**Input**:
— START —

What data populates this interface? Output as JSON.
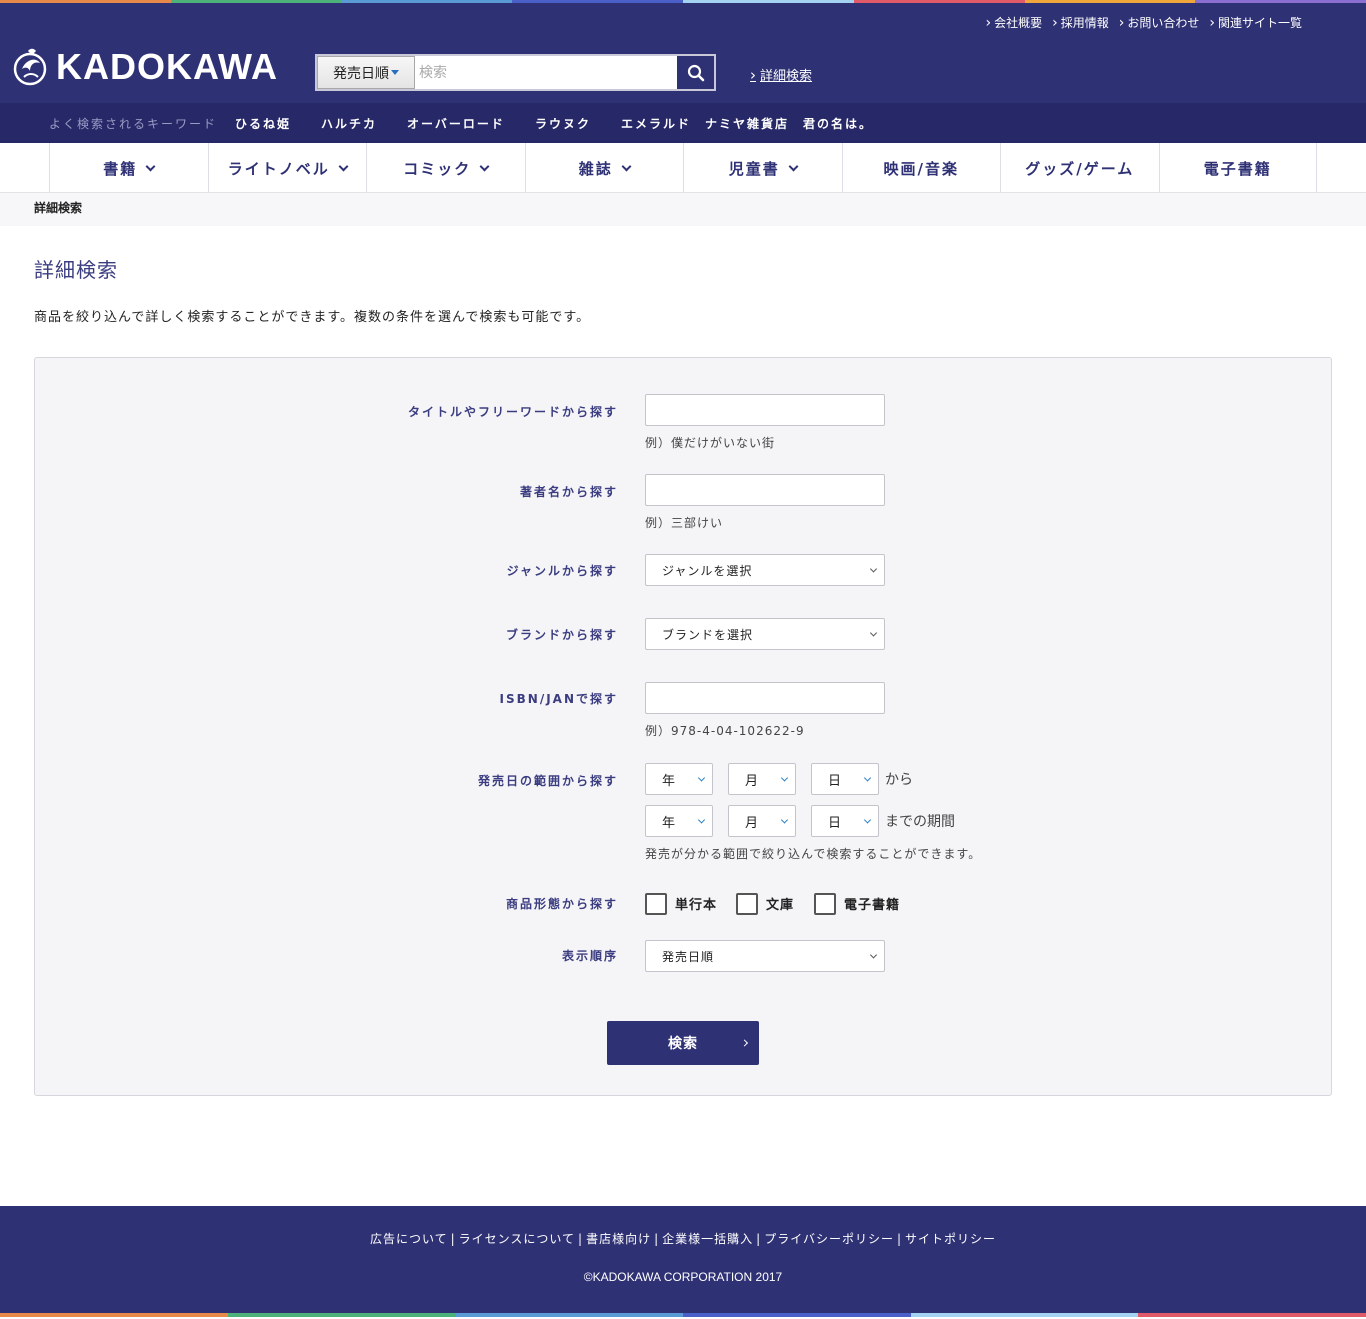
{
  "colors": {
    "brand": "#2f3175",
    "stripe": [
      "#e7894a",
      "#4db27a",
      "#5b9bd5",
      "#4a5fc7",
      "#a3d3f0",
      "#e05a6a",
      "#f0a63b",
      "#8a6fd1"
    ]
  },
  "header": {
    "util_links": [
      "会社概要",
      "採用情報",
      "お問い合わせ",
      "関連サイト一覧"
    ],
    "logo_text": "KADOKAWA",
    "search": {
      "sort_label": "発売日順",
      "placeholder": "検索",
      "value": ""
    },
    "advanced_link": "詳細検索",
    "keywords_label": "よく検索されるキーワード",
    "keywords": [
      "ひるね姫",
      "ハルチカ",
      "オーバーロード",
      "ラウヌク",
      "エメラルド",
      "ナミヤ雑貨店",
      "君の名は。"
    ]
  },
  "nav": {
    "items": [
      "書籍",
      "ライトノベル",
      "コミック",
      "雑誌",
      "児童書",
      "映画/音楽",
      "グッズ/ゲーム",
      "電子書籍"
    ]
  },
  "breadcrumb": "詳細検索",
  "main": {
    "title": "詳細検索",
    "description": "商品を絞り込んで詳しく検索することができます。複数の条件を選んで検索も可能です。"
  },
  "form": {
    "title_label": "タイトルやフリーワードから探す",
    "title_hint": "例）僕だけがいない街",
    "author_label": "著者名から探す",
    "author_hint": "例）三部けい",
    "genre_label": "ジャンルから探す",
    "genre_value": "ジャンルを選択",
    "brand_label": "ブランドから探す",
    "brand_value": "ブランドを選択",
    "isbn_label": "ISBN/JANで探す",
    "isbn_hint": "例）978-4-04-102622-9",
    "date_label": "発売日の範囲から探す",
    "date_year": "年",
    "date_month": "月",
    "date_day": "日",
    "date_from_suffix": "から",
    "date_to_suffix": "までの期間",
    "date_hint": "発売が分かる範囲で絞り込んで検索することができます。",
    "format_label": "商品形態から探す",
    "format_options": [
      "単行本",
      "文庫",
      "電子書籍"
    ],
    "order_label": "表示順序",
    "order_value": "発売日順",
    "submit_label": "検索"
  },
  "footer": {
    "links": [
      "広告について",
      "ライセンスについて",
      "書店様向け",
      "企業様一括購入",
      "プライバシーポリシー",
      "サイトポリシー"
    ],
    "copyright": "©KADOKAWA CORPORATION 2017"
  }
}
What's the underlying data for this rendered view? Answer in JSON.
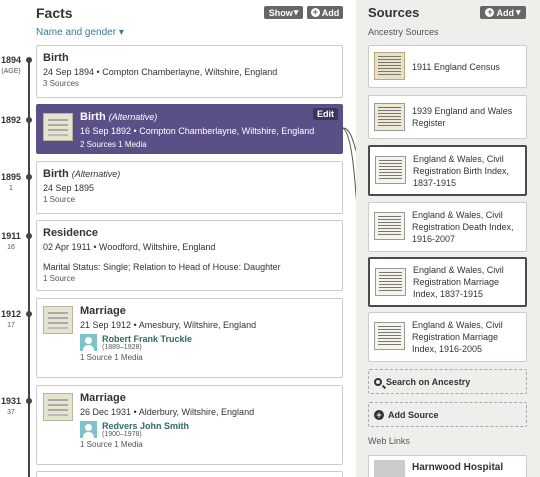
{
  "facts": {
    "title": "Facts",
    "show_label": "Show",
    "add_label": "Add",
    "name_gender_link": "Name and gender"
  },
  "timeline": [
    {
      "year": "1894",
      "age": "(AGE)"
    },
    {
      "year": "1892",
      "age": ""
    },
    {
      "year": "1895",
      "age": "1"
    },
    {
      "year": "1911",
      "age": "16"
    },
    {
      "year": "1912",
      "age": "17"
    },
    {
      "year": "1931",
      "age": "37"
    }
  ],
  "cards": [
    {
      "title": "Birth",
      "alt": "",
      "detail": "24 Sep 1894 • Compton Chamberlayne, Wiltshire, England",
      "meta": "3 Sources"
    },
    {
      "title": "Birth",
      "alt": "(Alternative)",
      "detail": "16 Sep 1892 • Compton Chamberlayne, Wiltshire, England",
      "meta": "2 Sources    1 Media",
      "edit": "Edit"
    },
    {
      "title": "Birth",
      "alt": "(Alternative)",
      "detail": "24 Sep 1895",
      "meta": "1 Source"
    },
    {
      "title": "Residence",
      "alt": "",
      "detail": "02 Apr 1911 • Woodford, Wiltshire, England",
      "detail2": "Marital Status: Single; Relation to Head of House: Daughter",
      "meta": "1 Source"
    },
    {
      "title": "Marriage",
      "alt": "",
      "detail": "21 Sep 1912 • Amesbury, Wiltshire, England",
      "spouse": "Robert Frank Truckle",
      "spouse_years": "(1889–1928)",
      "meta": "1 Source    1 Media"
    },
    {
      "title": "Marriage",
      "alt": "",
      "detail": "26 Dec 1931 • Alderbury, Wiltshire, England",
      "spouse": "Redvers John Smith",
      "spouse_years": "(1900–1978)",
      "meta": "1 Source    1 Media"
    }
  ],
  "sources": {
    "title": "Sources",
    "add_label": "Add",
    "ancestry_heading": "Ancestry Sources",
    "items": [
      {
        "label": "1911 England Census"
      },
      {
        "label": "1939 England and Wales Register"
      },
      {
        "label": "England & Wales, Civil Registration Birth Index, 1837-1915"
      },
      {
        "label": "England & Wales, Civil Registration Death Index, 1916-2007"
      },
      {
        "label": "England & Wales, Civil Registration Marriage Index, 1837-1915"
      },
      {
        "label": "England & Wales, Civil Registration Marriage Index, 1916-2005"
      }
    ],
    "search_label": "Search on Ancestry",
    "add_source_label": "Add Source",
    "web_links_heading": "Web Links",
    "web_link": "Harnwood Hospital"
  },
  "colors": {
    "selected_card": "#5b4f87",
    "accent_link": "#3a7a93",
    "spouse_link": "#2f6b66"
  },
  "icons": [
    "chevron-down-icon",
    "plus-icon",
    "search-icon",
    "person-icon",
    "document-icon",
    "link-icon"
  ]
}
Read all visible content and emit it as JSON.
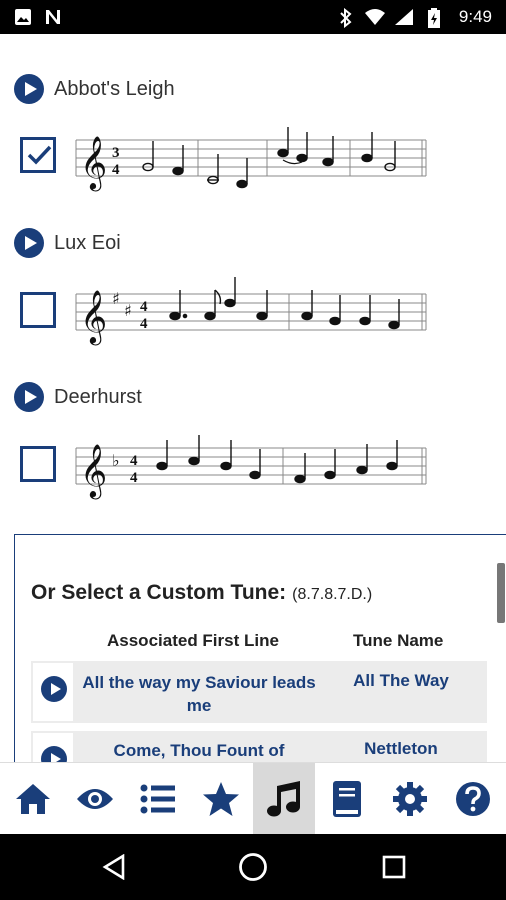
{
  "status_bar": {
    "time": "9:49"
  },
  "tunes": [
    {
      "name": "Abbot's Leigh",
      "checked": true
    },
    {
      "name": "Lux Eoi",
      "checked": false
    },
    {
      "name": "Deerhurst",
      "checked": false
    }
  ],
  "custom_tune": {
    "title": "Or Select a Custom Tune:",
    "meter": "(8.7.8.7.D.)",
    "columns": {
      "first_line": "Associated First Line",
      "tune_name": "Tune Name"
    },
    "rows": [
      {
        "first_line": "All the way my Saviour leads me",
        "tune_name": "All The Way"
      },
      {
        "first_line": "Come, Thou Fount of",
        "tune_name": "Nettleton"
      }
    ]
  },
  "nav": [
    {
      "icon": "home-icon"
    },
    {
      "icon": "eye-icon"
    },
    {
      "icon": "list-icon"
    },
    {
      "icon": "star-icon"
    },
    {
      "icon": "music-note-icon",
      "active": true
    },
    {
      "icon": "book-icon"
    },
    {
      "icon": "gear-icon"
    },
    {
      "icon": "help-icon"
    }
  ],
  "colors": {
    "accent": "#1a3e7a",
    "active_tab_bg": "#d9d9d9"
  }
}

— END —

**Task directions**: In your copy, repeat each record exactly and include no pictures.

**Exercise response**:
What data populates this interface? Output as JSON.
{
  "colors": {
    "brand": "#2f3175",
    "stripe": [
      "#e7894a",
      "#4db27a",
      "#5b9bd5",
      "#4a5fc7",
      "#a3d3f0",
      "#e05a6a",
      "#f0a63b",
      "#8a6fd1"
    ]
  },
  "header": {
    "util_links": [
      "会社概要",
      "採用情報",
      "お問い合わせ",
      "関連サイト一覧"
    ],
    "logo_text": "KADOKAWA",
    "search": {
      "sort_label": "発売日順",
      "placeholder": "検索",
      "value": ""
    },
    "advanced_link": "詳細検索",
    "keywords_label": "よく検索されるキーワード",
    "keywords": [
      "ひるね姫",
      "ハルチカ",
      "オーバーロード",
      "ラウヌク",
      "エメラルド",
      "ナミヤ雑貨店",
      "君の名は。"
    ]
  },
  "nav": {
    "items": [
      "書籍",
      "ライトノベル",
      "コミック",
      "雑誌",
      "児童書",
      "映画/音楽",
      "グッズ/ゲーム",
      "電子書籍"
    ]
  },
  "breadcrumb": "詳細検索",
  "main": {
    "title": "詳細検索",
    "description": "商品を絞り込んで詳しく検索することができます。複数の条件を選んで検索も可能です。"
  },
  "form": {
    "title_label": "タイトルやフリーワードから探す",
    "title_hint": "例）僕だけがいない街",
    "author_label": "著者名から探す",
    "author_hint": "例）三部けい",
    "genre_label": "ジャンルから探す",
    "genre_value": "ジャンルを選択",
    "brand_label": "ブランドから探す",
    "brand_value": "ブランドを選択",
    "isbn_label": "ISBN/JANで探す",
    "isbn_hint": "例）978-4-04-102622-9",
    "date_label": "発売日の範囲から探す",
    "date_year": "年",
    "date_month": "月",
    "date_day": "日",
    "date_from_suffix": "から",
    "date_to_suffix": "までの期間",
    "date_hint": "発売が分かる範囲で絞り込んで検索することができます。",
    "format_label": "商品形態から探す",
    "format_options": [
      "単行本",
      "文庫",
      "電子書籍"
    ],
    "order_label": "表示順序",
    "order_value": "発売日順",
    "submit_label": "検索"
  },
  "footer": {
    "links": [
      "広告について",
      "ライセンスについて",
      "書店様向け",
      "企業様一括購入",
      "プライバシーポリシー",
      "サイトポリシー"
    ],
    "copyright": "©KADOKAWA CORPORATION 2017"
  }
}
What's the underlying data for this rendered view? Answer in JSON.
{
  "facts": {
    "title": "Facts",
    "show_label": "Show",
    "add_label": "Add",
    "name_gender_link": "Name and gender"
  },
  "timeline": [
    {
      "year": "1894",
      "age": "(AGE)"
    },
    {
      "year": "1892",
      "age": ""
    },
    {
      "year": "1895",
      "age": "1"
    },
    {
      "year": "1911",
      "age": "16"
    },
    {
      "year": "1912",
      "age": "17"
    },
    {
      "year": "1931",
      "age": "37"
    }
  ],
  "cards": [
    {
      "title": "Birth",
      "alt": "",
      "detail": "24 Sep 1894 • Compton Chamberlayne, Wiltshire, England",
      "meta": "3 Sources"
    },
    {
      "title": "Birth",
      "alt": "(Alternative)",
      "detail": "16 Sep 1892 • Compton Chamberlayne, Wiltshire, England",
      "meta": "2 Sources    1 Media",
      "edit": "Edit"
    },
    {
      "title": "Birth",
      "alt": "(Alternative)",
      "detail": "24 Sep 1895",
      "meta": "1 Source"
    },
    {
      "title": "Residence",
      "alt": "",
      "detail": "02 Apr 1911 • Woodford, Wiltshire, England",
      "detail2": "Marital Status: Single; Relation to Head of House: Daughter",
      "meta": "1 Source"
    },
    {
      "title": "Marriage",
      "alt": "",
      "detail": "21 Sep 1912 • Amesbury, Wiltshire, England",
      "spouse": "Robert Frank Truckle",
      "spouse_years": "(1889–1928)",
      "meta": "1 Source    1 Media"
    },
    {
      "title": "Marriage",
      "alt": "",
      "detail": "26 Dec 1931 • Alderbury, Wiltshire, England",
      "spouse": "Redvers John Smith",
      "spouse_years": "(1900–1978)",
      "meta": "1 Source    1 Media"
    }
  ],
  "sources": {
    "title": "Sources",
    "add_label": "Add",
    "ancestry_heading": "Ancestry Sources",
    "items": [
      {
        "label": "1911 England Census"
      },
      {
        "label": "1939 England and Wales Register"
      },
      {
        "label": "England & Wales, Civil Registration Birth Index, 1837-1915"
      },
      {
        "label": "England & Wales, Civil Registration Death Index, 1916-2007"
      },
      {
        "label": "England & Wales, Civil Registration Marriage Index, 1837-1915"
      },
      {
        "label": "England & Wales, Civil Registration Marriage Index, 1916-2005"
      }
    ],
    "search_label": "Search on Ancestry",
    "add_source_label": "Add Source",
    "web_links_heading": "Web Links",
    "web_link": "Harnwood Hospital"
  },
  "colors": {
    "selected_card": "#5b4f87",
    "accent_link": "#3a7a93",
    "spouse_link": "#2f6b66"
  },
  "icons": [
    "chevron-down-icon",
    "plus-icon",
    "search-icon",
    "person-icon",
    "document-icon",
    "link-icon"
  ]
}
Read all visible content and emit it as JSON.
{
  "status_bar": {
    "time": "9:49"
  },
  "tunes": [
    {
      "name": "Abbot's Leigh",
      "checked": true
    },
    {
      "name": "Lux Eoi",
      "checked": false
    },
    {
      "name": "Deerhurst",
      "checked": false
    }
  ],
  "custom_tune": {
    "title": "Or Select a Custom Tune:",
    "meter": "(8.7.8.7.D.)",
    "columns": {
      "first_line": "Associated First Line",
      "tune_name": "Tune Name"
    },
    "rows": [
      {
        "first_line": "All the way my Saviour leads me",
        "tune_name": "All The Way"
      },
      {
        "first_line": "Come, Thou Fount of",
        "tune_name": "Nettleton"
      }
    ]
  },
  "nav": [
    {
      "icon": "home-icon"
    },
    {
      "icon": "eye-icon"
    },
    {
      "icon": "list-icon"
    },
    {
      "icon": "star-icon"
    },
    {
      "icon": "music-note-icon",
      "active": true
    },
    {
      "icon": "book-icon"
    },
    {
      "icon": "gear-icon"
    },
    {
      "icon": "help-icon"
    }
  ],
  "colors": {
    "accent": "#1a3e7a",
    "active_tab_bg": "#d9d9d9"
  }
}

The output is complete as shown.